** start **

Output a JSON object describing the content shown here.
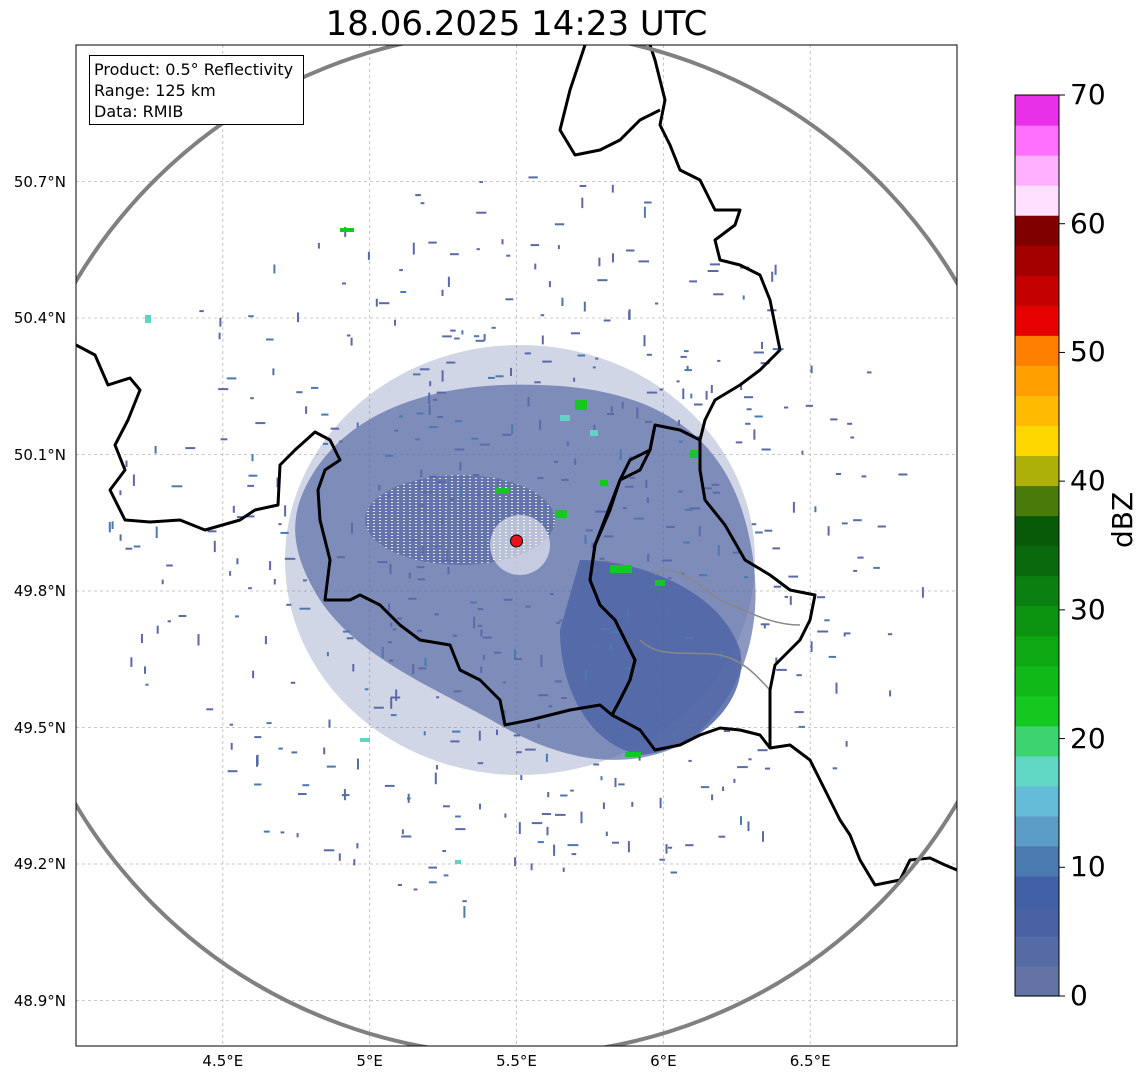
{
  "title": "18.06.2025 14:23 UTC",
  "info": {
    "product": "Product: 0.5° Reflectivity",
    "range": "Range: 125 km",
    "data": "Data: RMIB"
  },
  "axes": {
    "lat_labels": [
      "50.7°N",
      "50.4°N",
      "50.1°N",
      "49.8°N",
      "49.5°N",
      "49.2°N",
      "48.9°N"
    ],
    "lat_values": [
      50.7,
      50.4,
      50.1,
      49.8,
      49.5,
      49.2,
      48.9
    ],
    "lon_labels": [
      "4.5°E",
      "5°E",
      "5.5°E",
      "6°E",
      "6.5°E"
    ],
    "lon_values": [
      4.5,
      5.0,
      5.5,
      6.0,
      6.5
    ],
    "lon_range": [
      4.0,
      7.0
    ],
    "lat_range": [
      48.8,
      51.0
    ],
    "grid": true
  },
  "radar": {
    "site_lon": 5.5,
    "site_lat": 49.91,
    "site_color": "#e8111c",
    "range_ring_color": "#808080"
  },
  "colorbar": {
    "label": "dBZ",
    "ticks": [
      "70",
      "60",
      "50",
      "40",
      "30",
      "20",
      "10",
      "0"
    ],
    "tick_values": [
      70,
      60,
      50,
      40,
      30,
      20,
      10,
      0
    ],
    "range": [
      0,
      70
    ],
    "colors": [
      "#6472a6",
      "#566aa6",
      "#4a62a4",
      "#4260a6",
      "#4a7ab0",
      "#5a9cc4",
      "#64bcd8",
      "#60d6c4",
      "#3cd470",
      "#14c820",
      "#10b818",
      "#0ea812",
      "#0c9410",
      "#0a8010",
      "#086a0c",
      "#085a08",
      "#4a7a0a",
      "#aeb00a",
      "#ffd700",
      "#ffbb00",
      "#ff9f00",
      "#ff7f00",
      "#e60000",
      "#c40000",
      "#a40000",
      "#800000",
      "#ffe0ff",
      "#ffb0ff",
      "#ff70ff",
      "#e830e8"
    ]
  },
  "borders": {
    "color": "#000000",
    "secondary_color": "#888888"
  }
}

** end **
** start **

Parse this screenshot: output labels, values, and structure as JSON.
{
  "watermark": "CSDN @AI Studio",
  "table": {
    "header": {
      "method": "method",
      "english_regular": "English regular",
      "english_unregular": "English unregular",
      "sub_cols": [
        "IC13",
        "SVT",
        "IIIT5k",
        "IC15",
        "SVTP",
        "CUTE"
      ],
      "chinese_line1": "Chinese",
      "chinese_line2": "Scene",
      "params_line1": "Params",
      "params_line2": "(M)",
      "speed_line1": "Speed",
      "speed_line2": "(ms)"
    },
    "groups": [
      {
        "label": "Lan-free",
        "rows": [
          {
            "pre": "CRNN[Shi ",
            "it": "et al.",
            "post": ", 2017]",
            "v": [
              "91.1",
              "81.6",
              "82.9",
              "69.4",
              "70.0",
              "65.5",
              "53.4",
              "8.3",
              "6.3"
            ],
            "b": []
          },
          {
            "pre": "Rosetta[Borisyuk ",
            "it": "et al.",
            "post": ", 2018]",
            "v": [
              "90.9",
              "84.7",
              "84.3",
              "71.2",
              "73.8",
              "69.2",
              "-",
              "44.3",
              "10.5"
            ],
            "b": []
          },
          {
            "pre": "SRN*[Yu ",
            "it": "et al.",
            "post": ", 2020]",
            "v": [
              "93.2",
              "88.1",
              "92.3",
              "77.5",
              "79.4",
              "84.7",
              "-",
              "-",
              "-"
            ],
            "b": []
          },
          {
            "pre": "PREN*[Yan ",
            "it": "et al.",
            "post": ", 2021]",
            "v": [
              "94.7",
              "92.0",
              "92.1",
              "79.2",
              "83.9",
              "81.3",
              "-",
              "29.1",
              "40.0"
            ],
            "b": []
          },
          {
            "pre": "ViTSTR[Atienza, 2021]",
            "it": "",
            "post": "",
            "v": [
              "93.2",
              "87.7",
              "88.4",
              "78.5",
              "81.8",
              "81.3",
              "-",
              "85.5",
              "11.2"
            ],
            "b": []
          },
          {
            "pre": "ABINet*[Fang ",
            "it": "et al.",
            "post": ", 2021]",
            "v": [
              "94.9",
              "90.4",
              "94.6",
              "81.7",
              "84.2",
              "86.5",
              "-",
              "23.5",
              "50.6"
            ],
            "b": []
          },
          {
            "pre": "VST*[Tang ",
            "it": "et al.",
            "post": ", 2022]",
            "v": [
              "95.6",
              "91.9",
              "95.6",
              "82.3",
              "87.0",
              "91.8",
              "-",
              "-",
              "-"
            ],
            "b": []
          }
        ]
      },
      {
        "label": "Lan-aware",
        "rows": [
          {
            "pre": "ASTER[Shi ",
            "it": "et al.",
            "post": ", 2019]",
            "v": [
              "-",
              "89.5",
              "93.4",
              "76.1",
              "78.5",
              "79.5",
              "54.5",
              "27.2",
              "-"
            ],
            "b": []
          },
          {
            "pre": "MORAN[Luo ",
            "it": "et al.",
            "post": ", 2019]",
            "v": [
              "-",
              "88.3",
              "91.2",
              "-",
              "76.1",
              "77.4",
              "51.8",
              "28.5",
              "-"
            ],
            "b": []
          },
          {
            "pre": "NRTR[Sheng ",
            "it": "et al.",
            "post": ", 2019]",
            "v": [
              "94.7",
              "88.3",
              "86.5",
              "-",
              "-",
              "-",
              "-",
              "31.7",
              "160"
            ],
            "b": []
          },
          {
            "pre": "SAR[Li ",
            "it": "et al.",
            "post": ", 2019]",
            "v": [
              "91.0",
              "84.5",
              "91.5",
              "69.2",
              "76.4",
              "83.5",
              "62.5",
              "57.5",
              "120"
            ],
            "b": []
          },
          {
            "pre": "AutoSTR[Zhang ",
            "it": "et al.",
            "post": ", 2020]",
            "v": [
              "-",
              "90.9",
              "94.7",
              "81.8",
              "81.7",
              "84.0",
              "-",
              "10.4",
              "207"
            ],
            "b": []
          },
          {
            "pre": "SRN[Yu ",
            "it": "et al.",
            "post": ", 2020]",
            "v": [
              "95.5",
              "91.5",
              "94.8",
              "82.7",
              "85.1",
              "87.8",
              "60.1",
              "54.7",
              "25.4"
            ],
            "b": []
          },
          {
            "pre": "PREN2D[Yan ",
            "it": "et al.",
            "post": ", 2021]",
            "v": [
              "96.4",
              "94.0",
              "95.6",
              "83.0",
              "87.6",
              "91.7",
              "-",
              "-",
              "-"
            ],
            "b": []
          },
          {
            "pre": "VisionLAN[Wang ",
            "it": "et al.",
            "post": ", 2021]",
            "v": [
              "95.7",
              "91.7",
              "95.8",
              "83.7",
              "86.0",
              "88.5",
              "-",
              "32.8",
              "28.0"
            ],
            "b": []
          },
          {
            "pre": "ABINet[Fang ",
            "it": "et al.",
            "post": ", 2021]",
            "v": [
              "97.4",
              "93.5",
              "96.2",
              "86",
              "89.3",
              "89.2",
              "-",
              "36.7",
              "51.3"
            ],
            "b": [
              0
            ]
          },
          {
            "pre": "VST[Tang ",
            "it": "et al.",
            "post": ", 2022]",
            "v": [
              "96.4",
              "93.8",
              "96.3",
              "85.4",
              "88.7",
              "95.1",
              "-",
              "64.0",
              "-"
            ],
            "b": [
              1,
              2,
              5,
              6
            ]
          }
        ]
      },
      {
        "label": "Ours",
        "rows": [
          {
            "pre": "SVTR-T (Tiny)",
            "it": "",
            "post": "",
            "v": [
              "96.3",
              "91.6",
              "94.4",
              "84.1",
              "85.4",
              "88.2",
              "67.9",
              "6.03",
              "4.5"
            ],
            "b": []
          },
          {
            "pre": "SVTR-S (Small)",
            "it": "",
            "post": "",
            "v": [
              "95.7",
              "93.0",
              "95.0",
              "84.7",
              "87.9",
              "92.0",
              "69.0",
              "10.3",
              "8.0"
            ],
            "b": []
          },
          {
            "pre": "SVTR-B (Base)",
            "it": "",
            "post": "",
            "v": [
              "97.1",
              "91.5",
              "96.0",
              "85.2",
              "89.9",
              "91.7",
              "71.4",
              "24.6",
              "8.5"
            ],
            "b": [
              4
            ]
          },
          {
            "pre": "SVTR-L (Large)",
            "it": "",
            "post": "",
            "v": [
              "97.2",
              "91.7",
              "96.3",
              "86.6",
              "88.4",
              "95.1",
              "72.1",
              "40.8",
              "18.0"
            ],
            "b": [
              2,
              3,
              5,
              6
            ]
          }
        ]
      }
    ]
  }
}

** end **

Report how many lines of the listing above include the word "SVTR". Say nothing but the number.

4